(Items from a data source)

********

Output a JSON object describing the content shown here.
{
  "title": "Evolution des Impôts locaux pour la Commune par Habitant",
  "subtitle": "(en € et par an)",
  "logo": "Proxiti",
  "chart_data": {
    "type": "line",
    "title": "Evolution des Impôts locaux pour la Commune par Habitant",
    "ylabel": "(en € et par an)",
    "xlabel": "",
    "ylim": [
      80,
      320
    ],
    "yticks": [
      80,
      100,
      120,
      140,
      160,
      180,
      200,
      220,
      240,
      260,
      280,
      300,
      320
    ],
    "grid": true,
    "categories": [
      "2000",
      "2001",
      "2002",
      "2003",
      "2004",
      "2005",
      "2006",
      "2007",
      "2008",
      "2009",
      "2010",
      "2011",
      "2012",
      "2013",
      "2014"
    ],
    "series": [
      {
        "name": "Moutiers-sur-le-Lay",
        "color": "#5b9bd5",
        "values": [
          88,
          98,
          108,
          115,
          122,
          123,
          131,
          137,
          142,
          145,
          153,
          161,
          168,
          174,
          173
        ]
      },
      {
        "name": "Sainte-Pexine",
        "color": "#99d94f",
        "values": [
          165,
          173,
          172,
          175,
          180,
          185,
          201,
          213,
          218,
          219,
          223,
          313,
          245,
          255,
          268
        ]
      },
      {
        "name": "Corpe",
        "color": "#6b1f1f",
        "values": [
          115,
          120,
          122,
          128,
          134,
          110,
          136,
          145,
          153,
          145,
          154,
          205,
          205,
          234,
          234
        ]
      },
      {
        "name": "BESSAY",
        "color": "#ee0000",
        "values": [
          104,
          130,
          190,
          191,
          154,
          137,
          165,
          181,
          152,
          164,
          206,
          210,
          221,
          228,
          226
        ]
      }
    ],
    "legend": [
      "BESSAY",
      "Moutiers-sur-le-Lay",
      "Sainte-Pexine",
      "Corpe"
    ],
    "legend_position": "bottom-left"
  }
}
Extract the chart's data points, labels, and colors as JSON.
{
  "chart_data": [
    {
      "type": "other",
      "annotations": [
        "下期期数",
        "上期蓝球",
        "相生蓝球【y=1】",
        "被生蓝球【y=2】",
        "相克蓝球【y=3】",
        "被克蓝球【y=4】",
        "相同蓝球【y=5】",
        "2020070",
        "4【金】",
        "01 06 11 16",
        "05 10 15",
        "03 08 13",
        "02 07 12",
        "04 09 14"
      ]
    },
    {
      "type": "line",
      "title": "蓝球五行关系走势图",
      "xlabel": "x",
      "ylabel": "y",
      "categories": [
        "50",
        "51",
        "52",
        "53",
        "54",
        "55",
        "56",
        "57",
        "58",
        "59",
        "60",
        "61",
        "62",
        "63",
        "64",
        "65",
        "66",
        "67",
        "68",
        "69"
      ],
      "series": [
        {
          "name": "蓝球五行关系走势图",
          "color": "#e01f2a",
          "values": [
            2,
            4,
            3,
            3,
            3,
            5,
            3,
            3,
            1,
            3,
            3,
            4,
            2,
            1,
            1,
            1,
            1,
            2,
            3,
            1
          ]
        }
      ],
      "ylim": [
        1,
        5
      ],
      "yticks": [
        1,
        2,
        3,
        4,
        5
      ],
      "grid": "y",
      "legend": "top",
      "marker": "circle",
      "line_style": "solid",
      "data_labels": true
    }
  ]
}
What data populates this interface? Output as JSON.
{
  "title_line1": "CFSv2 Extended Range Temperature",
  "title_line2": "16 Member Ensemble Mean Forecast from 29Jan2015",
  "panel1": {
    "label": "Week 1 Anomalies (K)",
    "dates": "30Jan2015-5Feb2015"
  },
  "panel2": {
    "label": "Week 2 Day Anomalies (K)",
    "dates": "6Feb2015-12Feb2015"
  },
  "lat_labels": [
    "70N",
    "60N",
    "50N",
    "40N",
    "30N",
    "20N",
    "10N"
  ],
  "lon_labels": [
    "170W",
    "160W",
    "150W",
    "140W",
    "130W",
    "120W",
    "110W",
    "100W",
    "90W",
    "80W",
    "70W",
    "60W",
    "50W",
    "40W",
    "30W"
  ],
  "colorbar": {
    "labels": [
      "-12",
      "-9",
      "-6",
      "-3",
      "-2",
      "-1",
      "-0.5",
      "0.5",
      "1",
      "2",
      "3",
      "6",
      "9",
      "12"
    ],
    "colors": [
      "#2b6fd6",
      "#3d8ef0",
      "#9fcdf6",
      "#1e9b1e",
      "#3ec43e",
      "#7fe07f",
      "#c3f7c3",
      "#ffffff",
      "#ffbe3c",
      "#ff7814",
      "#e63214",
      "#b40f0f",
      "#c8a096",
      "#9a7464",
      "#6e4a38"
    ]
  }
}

********

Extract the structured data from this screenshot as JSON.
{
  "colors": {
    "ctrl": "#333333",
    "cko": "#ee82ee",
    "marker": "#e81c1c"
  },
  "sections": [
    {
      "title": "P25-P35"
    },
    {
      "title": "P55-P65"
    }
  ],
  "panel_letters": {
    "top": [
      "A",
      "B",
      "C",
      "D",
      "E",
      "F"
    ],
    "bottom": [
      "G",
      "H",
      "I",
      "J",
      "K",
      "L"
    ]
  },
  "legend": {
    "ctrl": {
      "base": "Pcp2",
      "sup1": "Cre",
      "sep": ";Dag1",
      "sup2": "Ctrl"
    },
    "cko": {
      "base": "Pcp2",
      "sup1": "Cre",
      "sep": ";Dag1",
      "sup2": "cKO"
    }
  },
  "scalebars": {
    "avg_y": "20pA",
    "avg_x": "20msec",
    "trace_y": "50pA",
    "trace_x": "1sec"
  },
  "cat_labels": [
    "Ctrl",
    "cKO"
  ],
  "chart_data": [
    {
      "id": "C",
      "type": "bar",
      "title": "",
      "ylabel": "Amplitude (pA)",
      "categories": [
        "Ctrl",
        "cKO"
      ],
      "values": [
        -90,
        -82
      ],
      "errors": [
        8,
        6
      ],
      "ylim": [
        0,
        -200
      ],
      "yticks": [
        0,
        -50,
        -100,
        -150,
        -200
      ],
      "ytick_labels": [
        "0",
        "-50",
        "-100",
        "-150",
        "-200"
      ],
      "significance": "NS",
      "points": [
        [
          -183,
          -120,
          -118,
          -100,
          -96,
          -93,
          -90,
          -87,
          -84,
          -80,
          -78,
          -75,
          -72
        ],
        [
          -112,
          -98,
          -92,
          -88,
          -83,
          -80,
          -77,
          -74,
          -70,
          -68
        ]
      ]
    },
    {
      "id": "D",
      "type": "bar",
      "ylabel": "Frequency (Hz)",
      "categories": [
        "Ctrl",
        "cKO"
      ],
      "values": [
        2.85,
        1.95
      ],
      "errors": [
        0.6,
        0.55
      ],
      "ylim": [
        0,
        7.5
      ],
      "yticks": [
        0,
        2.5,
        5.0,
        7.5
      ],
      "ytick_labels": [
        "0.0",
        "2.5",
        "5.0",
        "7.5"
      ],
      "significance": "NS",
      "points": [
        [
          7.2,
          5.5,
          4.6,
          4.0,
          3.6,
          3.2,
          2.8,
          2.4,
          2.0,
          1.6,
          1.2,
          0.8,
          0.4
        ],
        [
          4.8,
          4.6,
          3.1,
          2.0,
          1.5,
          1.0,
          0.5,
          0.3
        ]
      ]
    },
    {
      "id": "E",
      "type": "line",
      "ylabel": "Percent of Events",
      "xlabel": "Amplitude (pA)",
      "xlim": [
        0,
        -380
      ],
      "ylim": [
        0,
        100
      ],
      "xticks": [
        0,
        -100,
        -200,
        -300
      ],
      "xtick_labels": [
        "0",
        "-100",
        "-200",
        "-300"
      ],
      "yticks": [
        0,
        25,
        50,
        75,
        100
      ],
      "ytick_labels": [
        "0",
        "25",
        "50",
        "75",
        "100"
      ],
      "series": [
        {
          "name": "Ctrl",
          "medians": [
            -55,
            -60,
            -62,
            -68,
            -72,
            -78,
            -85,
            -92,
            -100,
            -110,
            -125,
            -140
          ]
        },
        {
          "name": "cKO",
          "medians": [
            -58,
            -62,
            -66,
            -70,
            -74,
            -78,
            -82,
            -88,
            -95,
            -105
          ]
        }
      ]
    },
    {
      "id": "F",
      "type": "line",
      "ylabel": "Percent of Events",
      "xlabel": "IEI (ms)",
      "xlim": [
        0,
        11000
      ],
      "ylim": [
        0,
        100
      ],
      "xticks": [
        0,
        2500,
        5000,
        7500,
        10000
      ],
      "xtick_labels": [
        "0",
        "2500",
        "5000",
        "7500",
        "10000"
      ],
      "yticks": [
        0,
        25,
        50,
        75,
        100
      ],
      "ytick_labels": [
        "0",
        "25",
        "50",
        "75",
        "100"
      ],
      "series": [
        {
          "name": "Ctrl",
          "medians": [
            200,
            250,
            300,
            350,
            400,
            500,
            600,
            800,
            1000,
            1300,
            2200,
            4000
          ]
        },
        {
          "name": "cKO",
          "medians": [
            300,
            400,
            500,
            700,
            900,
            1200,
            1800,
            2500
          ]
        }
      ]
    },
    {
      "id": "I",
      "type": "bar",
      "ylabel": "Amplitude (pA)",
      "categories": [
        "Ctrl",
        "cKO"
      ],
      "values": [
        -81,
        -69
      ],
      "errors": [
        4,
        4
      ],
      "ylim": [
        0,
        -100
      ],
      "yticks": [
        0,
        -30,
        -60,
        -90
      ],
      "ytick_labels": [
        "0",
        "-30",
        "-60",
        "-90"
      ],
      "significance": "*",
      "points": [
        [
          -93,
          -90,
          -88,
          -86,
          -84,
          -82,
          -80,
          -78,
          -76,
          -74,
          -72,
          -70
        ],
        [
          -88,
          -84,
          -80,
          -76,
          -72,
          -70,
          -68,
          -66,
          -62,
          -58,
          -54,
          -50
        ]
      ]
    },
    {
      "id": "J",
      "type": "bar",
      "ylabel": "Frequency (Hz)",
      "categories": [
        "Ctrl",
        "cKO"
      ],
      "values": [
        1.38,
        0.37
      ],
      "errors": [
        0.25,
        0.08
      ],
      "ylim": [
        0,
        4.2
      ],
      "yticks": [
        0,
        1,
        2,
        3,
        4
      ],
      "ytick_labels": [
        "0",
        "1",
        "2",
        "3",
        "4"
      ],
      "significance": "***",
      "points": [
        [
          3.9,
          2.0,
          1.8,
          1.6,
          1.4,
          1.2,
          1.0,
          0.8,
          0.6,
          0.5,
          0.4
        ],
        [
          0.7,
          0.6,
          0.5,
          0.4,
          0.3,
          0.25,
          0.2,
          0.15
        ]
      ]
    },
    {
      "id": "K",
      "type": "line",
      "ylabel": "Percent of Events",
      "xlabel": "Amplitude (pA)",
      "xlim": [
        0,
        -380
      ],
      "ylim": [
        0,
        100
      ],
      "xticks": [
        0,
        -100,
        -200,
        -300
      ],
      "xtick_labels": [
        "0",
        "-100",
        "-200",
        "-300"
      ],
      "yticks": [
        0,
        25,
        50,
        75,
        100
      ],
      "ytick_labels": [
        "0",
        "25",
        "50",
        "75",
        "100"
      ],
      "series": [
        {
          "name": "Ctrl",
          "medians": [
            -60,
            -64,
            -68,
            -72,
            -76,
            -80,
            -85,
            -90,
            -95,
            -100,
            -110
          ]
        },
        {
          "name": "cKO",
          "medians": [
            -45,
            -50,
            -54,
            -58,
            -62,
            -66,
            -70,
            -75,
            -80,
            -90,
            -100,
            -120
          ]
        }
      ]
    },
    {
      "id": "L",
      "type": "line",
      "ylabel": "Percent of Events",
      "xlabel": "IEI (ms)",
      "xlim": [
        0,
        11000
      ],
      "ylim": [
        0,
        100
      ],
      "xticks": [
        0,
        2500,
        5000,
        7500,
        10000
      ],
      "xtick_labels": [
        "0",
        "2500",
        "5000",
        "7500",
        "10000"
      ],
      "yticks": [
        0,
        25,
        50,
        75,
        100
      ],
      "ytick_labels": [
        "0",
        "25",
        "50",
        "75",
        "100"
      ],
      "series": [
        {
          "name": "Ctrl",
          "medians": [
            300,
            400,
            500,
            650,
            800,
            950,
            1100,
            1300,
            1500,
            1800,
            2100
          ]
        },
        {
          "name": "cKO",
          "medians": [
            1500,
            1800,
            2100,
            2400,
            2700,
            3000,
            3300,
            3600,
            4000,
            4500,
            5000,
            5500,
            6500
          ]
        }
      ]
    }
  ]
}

********

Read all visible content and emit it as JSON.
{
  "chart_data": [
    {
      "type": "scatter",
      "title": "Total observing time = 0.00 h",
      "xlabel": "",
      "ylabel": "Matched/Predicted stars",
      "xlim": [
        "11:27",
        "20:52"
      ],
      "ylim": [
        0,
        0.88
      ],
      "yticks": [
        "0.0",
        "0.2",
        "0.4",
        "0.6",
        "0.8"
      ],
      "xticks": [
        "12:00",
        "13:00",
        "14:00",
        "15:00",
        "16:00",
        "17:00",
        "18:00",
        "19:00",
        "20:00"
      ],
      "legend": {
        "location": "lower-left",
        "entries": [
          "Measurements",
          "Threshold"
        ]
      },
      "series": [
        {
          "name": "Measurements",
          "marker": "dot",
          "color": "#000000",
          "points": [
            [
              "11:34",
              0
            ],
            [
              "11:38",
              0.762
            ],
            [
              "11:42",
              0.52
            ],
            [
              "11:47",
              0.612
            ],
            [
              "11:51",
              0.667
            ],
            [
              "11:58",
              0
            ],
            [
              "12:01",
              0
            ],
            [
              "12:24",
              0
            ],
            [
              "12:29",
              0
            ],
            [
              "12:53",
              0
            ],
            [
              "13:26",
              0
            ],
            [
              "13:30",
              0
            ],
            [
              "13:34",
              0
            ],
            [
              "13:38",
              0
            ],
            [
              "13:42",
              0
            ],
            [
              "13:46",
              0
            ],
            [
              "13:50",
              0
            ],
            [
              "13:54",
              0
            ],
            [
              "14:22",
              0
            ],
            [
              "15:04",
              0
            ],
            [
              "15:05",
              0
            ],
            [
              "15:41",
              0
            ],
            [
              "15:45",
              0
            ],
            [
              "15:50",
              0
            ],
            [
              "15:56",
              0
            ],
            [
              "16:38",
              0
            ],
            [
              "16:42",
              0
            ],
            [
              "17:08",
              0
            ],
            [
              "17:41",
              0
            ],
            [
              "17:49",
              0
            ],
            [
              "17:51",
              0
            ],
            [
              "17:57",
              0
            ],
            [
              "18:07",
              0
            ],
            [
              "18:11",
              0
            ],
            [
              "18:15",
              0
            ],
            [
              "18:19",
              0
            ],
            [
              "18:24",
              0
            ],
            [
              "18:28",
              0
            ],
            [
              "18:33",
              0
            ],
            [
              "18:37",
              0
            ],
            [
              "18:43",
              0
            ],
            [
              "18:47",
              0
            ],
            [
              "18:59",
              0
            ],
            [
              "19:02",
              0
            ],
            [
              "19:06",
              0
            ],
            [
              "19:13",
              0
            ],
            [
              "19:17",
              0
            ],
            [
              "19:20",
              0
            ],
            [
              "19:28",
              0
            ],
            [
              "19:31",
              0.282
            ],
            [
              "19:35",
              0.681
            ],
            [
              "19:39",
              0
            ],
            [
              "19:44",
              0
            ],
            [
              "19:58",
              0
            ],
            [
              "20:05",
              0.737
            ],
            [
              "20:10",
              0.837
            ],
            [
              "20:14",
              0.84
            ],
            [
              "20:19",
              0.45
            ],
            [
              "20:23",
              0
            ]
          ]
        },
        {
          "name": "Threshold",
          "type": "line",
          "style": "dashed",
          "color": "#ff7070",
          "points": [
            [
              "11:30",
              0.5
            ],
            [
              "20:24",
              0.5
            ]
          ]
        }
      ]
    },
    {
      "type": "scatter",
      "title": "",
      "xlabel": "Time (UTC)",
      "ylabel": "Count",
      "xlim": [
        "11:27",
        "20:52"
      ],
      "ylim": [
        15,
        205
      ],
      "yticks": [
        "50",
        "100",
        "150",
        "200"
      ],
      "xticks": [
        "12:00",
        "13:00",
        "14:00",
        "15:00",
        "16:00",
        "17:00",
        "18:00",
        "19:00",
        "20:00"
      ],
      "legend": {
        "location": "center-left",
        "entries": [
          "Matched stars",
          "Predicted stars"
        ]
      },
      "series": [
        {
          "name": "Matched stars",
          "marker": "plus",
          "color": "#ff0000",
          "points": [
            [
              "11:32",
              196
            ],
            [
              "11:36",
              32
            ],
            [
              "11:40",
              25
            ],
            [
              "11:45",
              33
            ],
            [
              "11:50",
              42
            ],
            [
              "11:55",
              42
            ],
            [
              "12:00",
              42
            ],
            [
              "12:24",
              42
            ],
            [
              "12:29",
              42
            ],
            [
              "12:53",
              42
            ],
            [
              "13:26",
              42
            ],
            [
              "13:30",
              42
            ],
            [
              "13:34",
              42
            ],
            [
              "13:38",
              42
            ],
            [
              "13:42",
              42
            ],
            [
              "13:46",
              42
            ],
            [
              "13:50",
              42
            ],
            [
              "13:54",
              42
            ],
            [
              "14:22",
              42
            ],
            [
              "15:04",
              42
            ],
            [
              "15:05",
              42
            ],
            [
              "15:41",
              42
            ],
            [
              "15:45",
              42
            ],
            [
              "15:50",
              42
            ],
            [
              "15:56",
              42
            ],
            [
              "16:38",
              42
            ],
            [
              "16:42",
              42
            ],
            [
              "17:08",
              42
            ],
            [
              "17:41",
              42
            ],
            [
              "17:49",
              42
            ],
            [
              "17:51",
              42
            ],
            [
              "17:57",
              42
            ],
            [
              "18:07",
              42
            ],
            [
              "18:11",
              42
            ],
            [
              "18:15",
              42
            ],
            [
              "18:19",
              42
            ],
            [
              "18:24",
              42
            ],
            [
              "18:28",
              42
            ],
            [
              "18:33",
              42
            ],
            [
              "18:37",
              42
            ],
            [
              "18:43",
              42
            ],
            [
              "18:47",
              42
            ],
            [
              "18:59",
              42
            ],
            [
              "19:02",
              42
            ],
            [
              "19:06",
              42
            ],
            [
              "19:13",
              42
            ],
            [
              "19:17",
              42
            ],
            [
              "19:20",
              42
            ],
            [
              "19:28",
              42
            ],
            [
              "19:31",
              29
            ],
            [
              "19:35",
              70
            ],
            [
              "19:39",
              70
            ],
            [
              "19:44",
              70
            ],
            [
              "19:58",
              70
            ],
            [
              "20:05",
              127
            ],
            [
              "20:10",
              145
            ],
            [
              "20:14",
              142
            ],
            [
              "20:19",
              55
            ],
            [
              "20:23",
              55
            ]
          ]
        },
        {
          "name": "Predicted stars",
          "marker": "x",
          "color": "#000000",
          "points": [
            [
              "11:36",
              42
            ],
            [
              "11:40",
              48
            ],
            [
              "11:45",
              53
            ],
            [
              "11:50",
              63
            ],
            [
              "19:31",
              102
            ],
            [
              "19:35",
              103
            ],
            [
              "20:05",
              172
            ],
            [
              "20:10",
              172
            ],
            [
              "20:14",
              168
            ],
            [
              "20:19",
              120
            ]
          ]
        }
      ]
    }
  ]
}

********

Task description -> Scan the lines for the string "Commune". Copy out each line that matches.

Response ->
  "title": "Evolution des Impôts locaux pour la Commune par Habitant",
    "title": "Evolution des Impôts locaux pour la Commune par Habitant",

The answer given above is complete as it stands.